The request =>
Please quote the material exactly, every line of it.

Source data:

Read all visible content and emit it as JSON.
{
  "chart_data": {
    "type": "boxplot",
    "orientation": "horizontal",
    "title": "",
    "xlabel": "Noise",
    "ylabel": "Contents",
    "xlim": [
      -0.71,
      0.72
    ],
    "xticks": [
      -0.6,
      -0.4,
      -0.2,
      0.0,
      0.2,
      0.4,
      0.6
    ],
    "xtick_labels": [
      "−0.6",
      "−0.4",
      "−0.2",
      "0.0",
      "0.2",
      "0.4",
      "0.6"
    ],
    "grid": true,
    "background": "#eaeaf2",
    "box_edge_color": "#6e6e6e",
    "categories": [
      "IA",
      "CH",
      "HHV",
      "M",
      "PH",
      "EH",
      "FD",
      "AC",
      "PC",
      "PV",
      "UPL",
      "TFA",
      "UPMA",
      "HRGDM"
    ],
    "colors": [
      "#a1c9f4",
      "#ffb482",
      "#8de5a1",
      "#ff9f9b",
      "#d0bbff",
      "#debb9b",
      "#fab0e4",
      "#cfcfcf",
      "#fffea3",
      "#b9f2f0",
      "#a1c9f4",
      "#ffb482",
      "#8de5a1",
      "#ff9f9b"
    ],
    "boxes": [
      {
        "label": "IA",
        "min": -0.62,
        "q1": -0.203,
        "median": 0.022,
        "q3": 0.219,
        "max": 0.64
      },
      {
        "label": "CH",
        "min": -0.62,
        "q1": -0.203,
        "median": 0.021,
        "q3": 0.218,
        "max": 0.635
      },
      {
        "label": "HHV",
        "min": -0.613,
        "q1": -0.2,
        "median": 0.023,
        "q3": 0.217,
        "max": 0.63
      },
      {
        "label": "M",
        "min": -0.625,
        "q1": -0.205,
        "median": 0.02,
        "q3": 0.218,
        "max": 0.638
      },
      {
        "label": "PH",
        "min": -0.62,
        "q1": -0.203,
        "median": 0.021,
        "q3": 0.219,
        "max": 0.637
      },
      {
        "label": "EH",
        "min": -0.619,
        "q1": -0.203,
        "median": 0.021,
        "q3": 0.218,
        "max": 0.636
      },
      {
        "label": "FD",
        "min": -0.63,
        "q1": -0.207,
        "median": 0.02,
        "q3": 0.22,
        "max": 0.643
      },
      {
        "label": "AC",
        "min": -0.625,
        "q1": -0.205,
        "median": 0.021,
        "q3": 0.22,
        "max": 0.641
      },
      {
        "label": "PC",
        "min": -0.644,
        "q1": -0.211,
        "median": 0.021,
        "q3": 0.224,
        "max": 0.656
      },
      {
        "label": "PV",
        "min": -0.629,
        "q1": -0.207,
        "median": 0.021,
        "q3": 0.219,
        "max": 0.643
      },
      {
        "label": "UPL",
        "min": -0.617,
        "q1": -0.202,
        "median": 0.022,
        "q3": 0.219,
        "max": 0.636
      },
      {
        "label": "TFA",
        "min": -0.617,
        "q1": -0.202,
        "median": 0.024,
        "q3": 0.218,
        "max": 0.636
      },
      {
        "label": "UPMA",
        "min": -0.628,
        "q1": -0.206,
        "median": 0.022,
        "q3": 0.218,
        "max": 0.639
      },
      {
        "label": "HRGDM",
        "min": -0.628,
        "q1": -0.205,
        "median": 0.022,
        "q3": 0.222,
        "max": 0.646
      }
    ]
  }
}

Response =>
Read all visible content and emit it as JSON.
{
  "chart_data": {
    "type": "boxplot",
    "orientation": "horizontal",
    "title": "",
    "xlabel": "Noise",
    "ylabel": "Contents",
    "xlim": [
      -0.71,
      0.72
    ],
    "xticks": [
      -0.6,
      -0.4,
      -0.2,
      0.0,
      0.2,
      0.4,
      0.6
    ],
    "xtick_labels": [
      "−0.6",
      "−0.4",
      "−0.2",
      "0.0",
      "0.2",
      "0.4",
      "0.6"
    ],
    "grid": true,
    "background": "#eaeaf2",
    "box_edge_color": "#6e6e6e",
    "categories": [
      "IA",
      "CH",
      "HHV",
      "M",
      "PH",
      "EH",
      "FD",
      "AC",
      "PC",
      "PV",
      "UPL",
      "TFA",
      "UPMA",
      "HRGDM"
    ],
    "colors": [
      "#a1c9f4",
      "#ffb482",
      "#8de5a1",
      "#ff9f9b",
      "#d0bbff",
      "#debb9b",
      "#fab0e4",
      "#cfcfcf",
      "#fffea3",
      "#b9f2f0",
      "#a1c9f4",
      "#ffb482",
      "#8de5a1",
      "#ff9f9b"
    ],
    "boxes": [
      {
        "label": "IA",
        "min": -0.62,
        "q1": -0.203,
        "median": 0.022,
        "q3": 0.219,
        "max": 0.64
      },
      {
        "label": "CH",
        "min": -0.62,
        "q1": -0.203,
        "median": 0.021,
        "q3": 0.218,
        "max": 0.635
      },
      {
        "label": "HHV",
        "min": -0.613,
        "q1": -0.2,
        "median": 0.023,
        "q3": 0.217,
        "max": 0.63
      },
      {
        "label": "M",
        "min": -0.625,
        "q1": -0.205,
        "median": 0.02,
        "q3": 0.218,
        "max": 0.638
      },
      {
        "label": "PH",
        "min": -0.62,
        "q1": -0.203,
        "median": 0.021,
        "q3": 0.219,
        "max": 0.637
      },
      {
        "label": "EH",
        "min": -0.619,
        "q1": -0.203,
        "median": 0.021,
        "q3": 0.218,
        "max": 0.636
      },
      {
        "label": "FD",
        "min": -0.63,
        "q1": -0.207,
        "median": 0.02,
        "q3": 0.22,
        "max": 0.643
      },
      {
        "label": "AC",
        "min": -0.625,
        "q1": -0.205,
        "median": 0.021,
        "q3": 0.22,
        "max": 0.641
      },
      {
        "label": "PC",
        "min": -0.644,
        "q1": -0.211,
        "median": 0.021,
        "q3": 0.224,
        "max": 0.656
      },
      {
        "label": "PV",
        "min": -0.629,
        "q1": -0.207,
        "median": 0.021,
        "q3": 0.219,
        "max": 0.643
      },
      {
        "label": "UPL",
        "min": -0.617,
        "q1": -0.202,
        "median": 0.022,
        "q3": 0.219,
        "max": 0.636
      },
      {
        "label": "TFA",
        "min": -0.617,
        "q1": -0.202,
        "median": 0.024,
        "q3": 0.218,
        "max": 0.636
      },
      {
        "label": "UPMA",
        "min": -0.628,
        "q1": -0.206,
        "median": 0.022,
        "q3": 0.218,
        "max": 0.639
      },
      {
        "label": "HRGDM",
        "min": -0.628,
        "q1": -0.205,
        "median": 0.022,
        "q3": 0.222,
        "max": 0.646
      }
    ]
  }
}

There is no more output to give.